*Aim of the task*
Copy out all of the material, matching it word for word.

*Given data*
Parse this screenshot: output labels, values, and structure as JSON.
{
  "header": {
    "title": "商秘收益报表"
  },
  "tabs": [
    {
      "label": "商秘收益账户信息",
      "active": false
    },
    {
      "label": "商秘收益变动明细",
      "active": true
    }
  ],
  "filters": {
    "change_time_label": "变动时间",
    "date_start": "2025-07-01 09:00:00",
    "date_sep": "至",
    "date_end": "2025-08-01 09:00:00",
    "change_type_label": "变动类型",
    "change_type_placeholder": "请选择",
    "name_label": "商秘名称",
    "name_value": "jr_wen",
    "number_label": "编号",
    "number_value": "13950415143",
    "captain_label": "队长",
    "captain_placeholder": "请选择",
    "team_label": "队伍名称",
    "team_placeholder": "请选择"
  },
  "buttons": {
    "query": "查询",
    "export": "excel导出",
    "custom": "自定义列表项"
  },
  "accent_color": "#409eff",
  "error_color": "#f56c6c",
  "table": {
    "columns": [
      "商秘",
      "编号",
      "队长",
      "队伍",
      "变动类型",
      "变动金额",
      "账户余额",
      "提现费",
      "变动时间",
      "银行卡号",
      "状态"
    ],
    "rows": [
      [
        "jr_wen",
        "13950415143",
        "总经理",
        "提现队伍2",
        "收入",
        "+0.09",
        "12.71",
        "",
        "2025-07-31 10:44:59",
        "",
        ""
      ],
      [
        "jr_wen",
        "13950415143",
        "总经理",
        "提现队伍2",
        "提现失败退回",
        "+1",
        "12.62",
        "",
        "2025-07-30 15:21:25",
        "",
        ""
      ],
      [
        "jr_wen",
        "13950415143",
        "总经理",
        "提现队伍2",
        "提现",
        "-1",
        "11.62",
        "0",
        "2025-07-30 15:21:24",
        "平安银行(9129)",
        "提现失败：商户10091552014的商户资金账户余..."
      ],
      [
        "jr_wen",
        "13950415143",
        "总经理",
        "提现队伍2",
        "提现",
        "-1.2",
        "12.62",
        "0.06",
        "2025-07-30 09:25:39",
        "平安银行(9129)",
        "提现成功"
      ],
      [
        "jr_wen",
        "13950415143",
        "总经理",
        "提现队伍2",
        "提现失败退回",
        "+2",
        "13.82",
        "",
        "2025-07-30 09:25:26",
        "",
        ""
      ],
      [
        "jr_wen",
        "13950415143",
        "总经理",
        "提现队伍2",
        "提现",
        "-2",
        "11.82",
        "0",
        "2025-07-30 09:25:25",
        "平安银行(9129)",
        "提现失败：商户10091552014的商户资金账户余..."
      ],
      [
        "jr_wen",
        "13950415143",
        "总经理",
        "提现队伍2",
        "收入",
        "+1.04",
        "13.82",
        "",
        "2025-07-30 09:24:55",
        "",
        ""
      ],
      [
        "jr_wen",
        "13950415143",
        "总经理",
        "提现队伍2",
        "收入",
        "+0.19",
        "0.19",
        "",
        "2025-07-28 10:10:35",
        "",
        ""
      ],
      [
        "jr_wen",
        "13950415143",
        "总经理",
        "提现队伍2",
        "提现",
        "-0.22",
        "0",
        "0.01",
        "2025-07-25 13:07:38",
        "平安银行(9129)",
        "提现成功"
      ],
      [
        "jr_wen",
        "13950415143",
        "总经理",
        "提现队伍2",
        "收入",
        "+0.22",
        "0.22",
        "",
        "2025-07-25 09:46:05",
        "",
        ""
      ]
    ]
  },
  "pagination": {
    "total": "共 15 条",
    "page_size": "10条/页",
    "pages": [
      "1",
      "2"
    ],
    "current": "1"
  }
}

*Exercise result*
Parse this screenshot: output labels, values, and structure as JSON.
{
  "header": {
    "title": "商秘收益报表"
  },
  "tabs": [
    {
      "label": "商秘收益账户信息",
      "active": false
    },
    {
      "label": "商秘收益变动明细",
      "active": true
    }
  ],
  "filters": {
    "change_time_label": "变动时间",
    "date_start": "2025-07-01 09:00:00",
    "date_sep": "至",
    "date_end": "2025-08-01 09:00:00",
    "change_type_label": "变动类型",
    "change_type_placeholder": "请选择",
    "name_label": "商秘名称",
    "name_value": "jr_wen",
    "number_label": "编号",
    "number_value": "13950415143",
    "captain_label": "队长",
    "captain_placeholder": "请选择",
    "team_label": "队伍名称",
    "team_placeholder": "请选择"
  },
  "buttons": {
    "query": "查询",
    "export": "excel导出",
    "custom": "自定义列表项"
  },
  "accent_color": "#409eff",
  "error_color": "#f56c6c",
  "table": {
    "columns": [
      "商秘",
      "编号",
      "队长",
      "队伍",
      "变动类型",
      "变动金额",
      "账户余额",
      "提现费",
      "变动时间",
      "银行卡号",
      "状态"
    ],
    "rows": [
      [
        "jr_wen",
        "13950415143",
        "总经理",
        "提现队伍2",
        "收入",
        "+0.09",
        "12.71",
        "",
        "2025-07-31 10:44:59",
        "",
        ""
      ],
      [
        "jr_wen",
        "13950415143",
        "总经理",
        "提现队伍2",
        "提现失败退回",
        "+1",
        "12.62",
        "",
        "2025-07-30 15:21:25",
        "",
        ""
      ],
      [
        "jr_wen",
        "13950415143",
        "总经理",
        "提现队伍2",
        "提现",
        "-1",
        "11.62",
        "0",
        "2025-07-30 15:21:24",
        "平安银行(9129)",
        "提现失败：商户10091552014的商户资金账户余..."
      ],
      [
        "jr_wen",
        "13950415143",
        "总经理",
        "提现队伍2",
        "提现",
        "-1.2",
        "12.62",
        "0.06",
        "2025-07-30 09:25:39",
        "平安银行(9129)",
        "提现成功"
      ],
      [
        "jr_wen",
        "13950415143",
        "总经理",
        "提现队伍2",
        "提现失败退回",
        "+2",
        "13.82",
        "",
        "2025-07-30 09:25:26",
        "",
        ""
      ],
      [
        "jr_wen",
        "13950415143",
        "总经理",
        "提现队伍2",
        "提现",
        "-2",
        "11.82",
        "0",
        "2025-07-30 09:25:25",
        "平安银行(9129)",
        "提现失败：商户10091552014的商户资金账户余..."
      ],
      [
        "jr_wen",
        "13950415143",
        "总经理",
        "提现队伍2",
        "收入",
        "+1.04",
        "13.82",
        "",
        "2025-07-30 09:24:55",
        "",
        ""
      ],
      [
        "jr_wen",
        "13950415143",
        "总经理",
        "提现队伍2",
        "收入",
        "+0.19",
        "0.19",
        "",
        "2025-07-28 10:10:35",
        "",
        ""
      ],
      [
        "jr_wen",
        "13950415143",
        "总经理",
        "提现队伍2",
        "提现",
        "-0.22",
        "0",
        "0.01",
        "2025-07-25 13:07:38",
        "平安银行(9129)",
        "提现成功"
      ],
      [
        "jr_wen",
        "13950415143",
        "总经理",
        "提现队伍2",
        "收入",
        "+0.22",
        "0.22",
        "",
        "2025-07-25 09:46:05",
        "",
        ""
      ]
    ]
  },
  "pagination": {
    "total": "共 15 条",
    "page_size": "10条/页",
    "pages": [
      "1",
      "2"
    ],
    "current": "1"
  }
}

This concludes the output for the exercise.